» Job: Scan the entries below for the word "this". Copy each line that has it.

Extracted data entries
╭──

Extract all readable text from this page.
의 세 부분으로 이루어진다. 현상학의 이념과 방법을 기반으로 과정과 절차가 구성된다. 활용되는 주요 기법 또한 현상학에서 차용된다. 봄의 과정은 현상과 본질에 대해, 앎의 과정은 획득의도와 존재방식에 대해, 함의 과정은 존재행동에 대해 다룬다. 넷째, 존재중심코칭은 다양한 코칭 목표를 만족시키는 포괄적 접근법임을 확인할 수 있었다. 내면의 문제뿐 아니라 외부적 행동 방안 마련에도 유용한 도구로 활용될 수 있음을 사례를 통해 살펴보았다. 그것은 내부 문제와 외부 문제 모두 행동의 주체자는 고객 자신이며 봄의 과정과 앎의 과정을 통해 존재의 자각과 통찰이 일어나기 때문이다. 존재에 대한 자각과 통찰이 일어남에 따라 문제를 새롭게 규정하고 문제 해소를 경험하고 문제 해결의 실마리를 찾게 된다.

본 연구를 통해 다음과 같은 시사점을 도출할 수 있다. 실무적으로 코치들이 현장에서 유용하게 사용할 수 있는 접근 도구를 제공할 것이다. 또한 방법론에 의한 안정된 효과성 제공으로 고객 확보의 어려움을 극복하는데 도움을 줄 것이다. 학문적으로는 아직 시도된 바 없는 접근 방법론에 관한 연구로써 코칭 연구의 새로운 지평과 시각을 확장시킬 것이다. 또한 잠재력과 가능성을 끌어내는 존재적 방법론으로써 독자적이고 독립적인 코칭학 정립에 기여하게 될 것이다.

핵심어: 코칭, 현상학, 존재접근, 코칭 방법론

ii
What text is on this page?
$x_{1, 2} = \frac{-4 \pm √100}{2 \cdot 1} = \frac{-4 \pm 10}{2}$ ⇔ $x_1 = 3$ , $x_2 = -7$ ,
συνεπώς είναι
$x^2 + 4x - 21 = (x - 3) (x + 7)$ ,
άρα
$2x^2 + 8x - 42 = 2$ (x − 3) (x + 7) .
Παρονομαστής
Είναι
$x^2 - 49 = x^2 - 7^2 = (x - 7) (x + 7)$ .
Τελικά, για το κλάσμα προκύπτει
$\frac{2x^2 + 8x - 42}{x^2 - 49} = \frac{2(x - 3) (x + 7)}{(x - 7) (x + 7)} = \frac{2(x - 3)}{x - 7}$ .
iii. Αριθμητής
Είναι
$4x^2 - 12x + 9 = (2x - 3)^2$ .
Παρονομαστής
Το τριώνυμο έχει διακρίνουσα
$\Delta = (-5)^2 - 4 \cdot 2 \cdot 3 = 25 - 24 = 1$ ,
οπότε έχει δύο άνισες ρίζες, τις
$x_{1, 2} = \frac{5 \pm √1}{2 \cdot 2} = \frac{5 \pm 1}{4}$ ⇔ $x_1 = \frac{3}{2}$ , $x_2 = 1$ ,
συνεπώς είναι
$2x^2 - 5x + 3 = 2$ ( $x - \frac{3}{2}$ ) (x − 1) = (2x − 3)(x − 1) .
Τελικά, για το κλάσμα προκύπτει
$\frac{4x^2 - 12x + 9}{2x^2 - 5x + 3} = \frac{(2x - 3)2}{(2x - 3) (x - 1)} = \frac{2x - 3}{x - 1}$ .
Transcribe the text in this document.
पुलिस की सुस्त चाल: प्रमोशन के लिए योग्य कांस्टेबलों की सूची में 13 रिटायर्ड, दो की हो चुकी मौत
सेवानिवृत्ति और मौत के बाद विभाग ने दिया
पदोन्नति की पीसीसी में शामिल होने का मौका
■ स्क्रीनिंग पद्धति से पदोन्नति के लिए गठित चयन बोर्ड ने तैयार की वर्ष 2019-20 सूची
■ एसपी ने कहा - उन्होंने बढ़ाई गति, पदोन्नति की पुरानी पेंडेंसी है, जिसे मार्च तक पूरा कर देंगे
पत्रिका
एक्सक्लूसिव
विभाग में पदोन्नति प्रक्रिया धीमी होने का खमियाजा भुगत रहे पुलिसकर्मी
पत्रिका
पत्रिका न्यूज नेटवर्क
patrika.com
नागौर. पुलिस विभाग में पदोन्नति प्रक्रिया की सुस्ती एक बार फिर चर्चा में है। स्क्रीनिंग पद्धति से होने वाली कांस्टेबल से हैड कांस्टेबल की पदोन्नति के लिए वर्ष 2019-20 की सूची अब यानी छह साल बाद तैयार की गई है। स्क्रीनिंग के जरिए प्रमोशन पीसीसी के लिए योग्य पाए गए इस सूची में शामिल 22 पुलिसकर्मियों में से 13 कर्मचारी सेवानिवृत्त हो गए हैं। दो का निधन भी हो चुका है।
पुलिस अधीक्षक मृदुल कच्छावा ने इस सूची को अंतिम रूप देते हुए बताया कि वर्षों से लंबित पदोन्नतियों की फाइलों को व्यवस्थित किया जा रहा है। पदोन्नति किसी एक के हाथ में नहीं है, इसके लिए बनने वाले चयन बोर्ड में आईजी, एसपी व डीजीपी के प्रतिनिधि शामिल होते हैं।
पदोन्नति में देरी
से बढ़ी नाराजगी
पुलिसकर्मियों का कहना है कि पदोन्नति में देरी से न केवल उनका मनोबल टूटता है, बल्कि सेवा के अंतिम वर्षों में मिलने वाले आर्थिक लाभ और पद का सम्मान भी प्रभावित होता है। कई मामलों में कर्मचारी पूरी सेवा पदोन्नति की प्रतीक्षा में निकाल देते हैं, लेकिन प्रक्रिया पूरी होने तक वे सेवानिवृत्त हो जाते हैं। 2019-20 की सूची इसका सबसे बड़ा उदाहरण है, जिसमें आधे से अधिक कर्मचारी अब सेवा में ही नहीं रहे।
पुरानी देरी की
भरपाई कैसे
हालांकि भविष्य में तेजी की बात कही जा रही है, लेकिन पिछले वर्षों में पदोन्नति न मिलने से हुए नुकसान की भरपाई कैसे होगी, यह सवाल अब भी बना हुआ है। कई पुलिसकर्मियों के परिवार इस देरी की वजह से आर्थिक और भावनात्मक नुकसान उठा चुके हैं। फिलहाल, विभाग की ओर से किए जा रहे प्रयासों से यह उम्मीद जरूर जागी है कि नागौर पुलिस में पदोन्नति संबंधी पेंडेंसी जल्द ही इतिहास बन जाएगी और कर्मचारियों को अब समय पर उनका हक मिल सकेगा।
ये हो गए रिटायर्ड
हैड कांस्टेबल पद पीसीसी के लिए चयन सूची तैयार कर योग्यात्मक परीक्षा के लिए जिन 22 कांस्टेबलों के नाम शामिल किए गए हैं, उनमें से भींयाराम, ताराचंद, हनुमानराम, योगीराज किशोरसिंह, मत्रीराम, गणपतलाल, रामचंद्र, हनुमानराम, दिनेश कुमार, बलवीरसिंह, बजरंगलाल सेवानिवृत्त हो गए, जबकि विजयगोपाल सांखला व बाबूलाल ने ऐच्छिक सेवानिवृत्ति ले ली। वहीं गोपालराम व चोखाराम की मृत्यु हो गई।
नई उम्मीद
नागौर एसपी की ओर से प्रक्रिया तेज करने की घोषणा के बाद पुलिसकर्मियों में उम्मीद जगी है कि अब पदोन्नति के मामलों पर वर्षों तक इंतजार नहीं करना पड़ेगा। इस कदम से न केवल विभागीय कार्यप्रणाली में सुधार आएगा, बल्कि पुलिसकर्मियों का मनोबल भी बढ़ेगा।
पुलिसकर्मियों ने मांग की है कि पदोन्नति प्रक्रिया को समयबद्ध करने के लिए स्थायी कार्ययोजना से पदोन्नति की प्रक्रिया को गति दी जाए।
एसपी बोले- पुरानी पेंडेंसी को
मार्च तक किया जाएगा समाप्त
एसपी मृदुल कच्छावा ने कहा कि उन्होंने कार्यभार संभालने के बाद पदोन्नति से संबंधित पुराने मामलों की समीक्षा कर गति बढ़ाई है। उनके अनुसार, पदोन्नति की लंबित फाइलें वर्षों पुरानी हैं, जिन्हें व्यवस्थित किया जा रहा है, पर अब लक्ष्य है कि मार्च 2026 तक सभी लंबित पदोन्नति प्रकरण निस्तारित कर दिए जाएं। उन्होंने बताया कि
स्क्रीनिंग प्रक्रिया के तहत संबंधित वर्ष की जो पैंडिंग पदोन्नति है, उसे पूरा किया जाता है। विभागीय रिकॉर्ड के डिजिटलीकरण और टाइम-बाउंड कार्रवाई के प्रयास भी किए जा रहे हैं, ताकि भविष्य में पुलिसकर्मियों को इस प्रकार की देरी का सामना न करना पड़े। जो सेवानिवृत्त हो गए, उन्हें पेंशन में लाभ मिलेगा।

╰──

» Result of the task:
Extract all readable text from this page.
What text is on this page?
Transcribe the text in this document.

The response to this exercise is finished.